* BEGIN *
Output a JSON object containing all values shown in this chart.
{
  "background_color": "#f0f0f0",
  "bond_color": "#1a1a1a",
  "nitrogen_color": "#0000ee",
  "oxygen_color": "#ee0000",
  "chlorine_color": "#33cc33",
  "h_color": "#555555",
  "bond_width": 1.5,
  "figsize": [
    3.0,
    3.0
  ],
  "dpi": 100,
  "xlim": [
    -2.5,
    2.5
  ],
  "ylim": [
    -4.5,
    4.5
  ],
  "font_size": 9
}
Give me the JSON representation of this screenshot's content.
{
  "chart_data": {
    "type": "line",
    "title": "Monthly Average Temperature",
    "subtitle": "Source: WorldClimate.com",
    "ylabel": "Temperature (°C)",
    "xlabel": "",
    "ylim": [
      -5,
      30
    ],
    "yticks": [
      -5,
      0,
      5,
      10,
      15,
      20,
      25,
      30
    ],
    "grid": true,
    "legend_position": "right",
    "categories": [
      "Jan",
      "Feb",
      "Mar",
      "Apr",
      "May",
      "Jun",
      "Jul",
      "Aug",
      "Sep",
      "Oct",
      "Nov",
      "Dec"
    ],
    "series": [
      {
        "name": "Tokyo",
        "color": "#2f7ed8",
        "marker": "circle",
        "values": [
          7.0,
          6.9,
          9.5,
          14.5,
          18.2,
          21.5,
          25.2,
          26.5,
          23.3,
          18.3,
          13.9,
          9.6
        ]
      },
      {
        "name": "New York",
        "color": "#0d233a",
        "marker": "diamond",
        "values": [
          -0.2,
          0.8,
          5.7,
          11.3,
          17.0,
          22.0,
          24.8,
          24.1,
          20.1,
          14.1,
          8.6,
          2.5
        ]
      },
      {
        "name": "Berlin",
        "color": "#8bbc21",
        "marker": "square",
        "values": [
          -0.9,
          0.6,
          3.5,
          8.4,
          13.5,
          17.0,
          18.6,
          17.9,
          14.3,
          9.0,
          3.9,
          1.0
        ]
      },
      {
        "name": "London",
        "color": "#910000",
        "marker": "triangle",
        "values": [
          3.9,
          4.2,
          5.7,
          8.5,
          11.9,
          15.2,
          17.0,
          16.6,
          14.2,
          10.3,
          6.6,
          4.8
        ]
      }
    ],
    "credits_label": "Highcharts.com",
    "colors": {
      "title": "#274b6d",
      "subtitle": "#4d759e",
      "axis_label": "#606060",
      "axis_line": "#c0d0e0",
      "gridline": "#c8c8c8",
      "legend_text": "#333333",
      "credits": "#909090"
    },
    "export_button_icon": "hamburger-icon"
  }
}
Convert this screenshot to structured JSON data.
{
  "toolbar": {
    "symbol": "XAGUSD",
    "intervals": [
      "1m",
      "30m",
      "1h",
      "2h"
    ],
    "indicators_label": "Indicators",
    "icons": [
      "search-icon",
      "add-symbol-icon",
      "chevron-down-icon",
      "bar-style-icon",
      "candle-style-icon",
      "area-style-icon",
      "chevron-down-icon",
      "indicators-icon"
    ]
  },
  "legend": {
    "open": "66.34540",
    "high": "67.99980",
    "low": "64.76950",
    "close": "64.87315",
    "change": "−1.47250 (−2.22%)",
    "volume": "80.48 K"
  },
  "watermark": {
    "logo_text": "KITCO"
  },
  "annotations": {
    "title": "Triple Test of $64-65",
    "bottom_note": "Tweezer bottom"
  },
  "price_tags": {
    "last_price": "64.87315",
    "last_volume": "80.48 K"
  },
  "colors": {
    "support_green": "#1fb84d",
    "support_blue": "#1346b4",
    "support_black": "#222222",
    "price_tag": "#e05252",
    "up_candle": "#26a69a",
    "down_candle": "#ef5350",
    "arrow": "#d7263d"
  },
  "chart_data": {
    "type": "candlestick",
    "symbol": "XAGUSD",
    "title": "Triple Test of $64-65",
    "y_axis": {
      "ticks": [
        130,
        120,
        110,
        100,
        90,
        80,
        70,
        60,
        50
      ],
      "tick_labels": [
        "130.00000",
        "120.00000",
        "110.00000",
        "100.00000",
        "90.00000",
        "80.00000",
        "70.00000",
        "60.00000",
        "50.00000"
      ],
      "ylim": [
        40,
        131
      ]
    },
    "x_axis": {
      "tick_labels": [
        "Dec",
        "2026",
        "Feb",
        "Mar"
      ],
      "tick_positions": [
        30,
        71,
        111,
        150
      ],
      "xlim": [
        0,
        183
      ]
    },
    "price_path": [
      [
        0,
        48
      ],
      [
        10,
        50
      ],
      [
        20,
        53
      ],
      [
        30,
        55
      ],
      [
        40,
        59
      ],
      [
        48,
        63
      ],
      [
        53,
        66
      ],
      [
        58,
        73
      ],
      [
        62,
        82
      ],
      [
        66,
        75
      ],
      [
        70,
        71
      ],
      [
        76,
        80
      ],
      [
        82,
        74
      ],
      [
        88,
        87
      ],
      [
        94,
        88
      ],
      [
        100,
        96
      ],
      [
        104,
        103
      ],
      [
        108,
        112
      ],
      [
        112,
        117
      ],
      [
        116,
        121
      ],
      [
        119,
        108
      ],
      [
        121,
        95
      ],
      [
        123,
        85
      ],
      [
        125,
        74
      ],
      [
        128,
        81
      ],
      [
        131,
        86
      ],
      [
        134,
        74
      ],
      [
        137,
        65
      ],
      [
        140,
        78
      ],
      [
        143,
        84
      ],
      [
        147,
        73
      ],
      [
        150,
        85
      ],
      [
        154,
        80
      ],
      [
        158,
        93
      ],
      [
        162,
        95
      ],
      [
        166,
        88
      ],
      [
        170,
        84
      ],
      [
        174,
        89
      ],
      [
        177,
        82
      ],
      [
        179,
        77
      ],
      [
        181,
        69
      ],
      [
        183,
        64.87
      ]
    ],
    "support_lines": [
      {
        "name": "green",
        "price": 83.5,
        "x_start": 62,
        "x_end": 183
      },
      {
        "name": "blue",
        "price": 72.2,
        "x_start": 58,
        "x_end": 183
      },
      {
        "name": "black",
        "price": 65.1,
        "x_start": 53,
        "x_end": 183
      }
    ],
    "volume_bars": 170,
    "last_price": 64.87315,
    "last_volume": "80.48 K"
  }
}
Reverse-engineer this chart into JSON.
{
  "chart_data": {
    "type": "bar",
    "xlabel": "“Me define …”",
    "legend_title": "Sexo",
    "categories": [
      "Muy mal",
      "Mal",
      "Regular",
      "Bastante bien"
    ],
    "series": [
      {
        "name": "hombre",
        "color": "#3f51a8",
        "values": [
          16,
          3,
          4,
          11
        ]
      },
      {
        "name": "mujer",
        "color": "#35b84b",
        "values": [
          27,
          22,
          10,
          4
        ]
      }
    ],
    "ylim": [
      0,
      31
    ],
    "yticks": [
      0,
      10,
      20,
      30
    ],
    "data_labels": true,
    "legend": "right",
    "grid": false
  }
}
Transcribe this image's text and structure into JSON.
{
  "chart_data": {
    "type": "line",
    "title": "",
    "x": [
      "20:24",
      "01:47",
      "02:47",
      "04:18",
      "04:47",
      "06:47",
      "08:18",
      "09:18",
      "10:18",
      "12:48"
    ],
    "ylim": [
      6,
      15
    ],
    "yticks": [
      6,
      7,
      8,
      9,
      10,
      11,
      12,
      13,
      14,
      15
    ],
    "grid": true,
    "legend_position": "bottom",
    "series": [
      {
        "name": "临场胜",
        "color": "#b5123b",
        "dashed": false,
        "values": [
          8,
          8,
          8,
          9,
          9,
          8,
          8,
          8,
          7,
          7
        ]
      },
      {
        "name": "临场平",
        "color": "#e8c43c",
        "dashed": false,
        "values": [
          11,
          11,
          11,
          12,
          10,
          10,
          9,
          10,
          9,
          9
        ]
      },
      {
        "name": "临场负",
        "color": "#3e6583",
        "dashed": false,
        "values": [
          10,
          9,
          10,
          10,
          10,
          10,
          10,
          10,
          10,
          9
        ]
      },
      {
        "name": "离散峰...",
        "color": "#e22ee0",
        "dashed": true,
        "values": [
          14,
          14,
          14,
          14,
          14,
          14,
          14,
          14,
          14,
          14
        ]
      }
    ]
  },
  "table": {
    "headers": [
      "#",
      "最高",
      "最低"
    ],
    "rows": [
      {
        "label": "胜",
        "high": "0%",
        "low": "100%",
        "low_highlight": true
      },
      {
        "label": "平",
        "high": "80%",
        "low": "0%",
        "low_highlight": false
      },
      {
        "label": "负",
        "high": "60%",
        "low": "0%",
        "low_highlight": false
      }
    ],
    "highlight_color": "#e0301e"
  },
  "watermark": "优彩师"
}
* END *
From the listing, copy every line where the string "type" appears.

__Output__:
    "type": "line",
    "type": "candlestick",
    "type": "bar",
    "type": "line",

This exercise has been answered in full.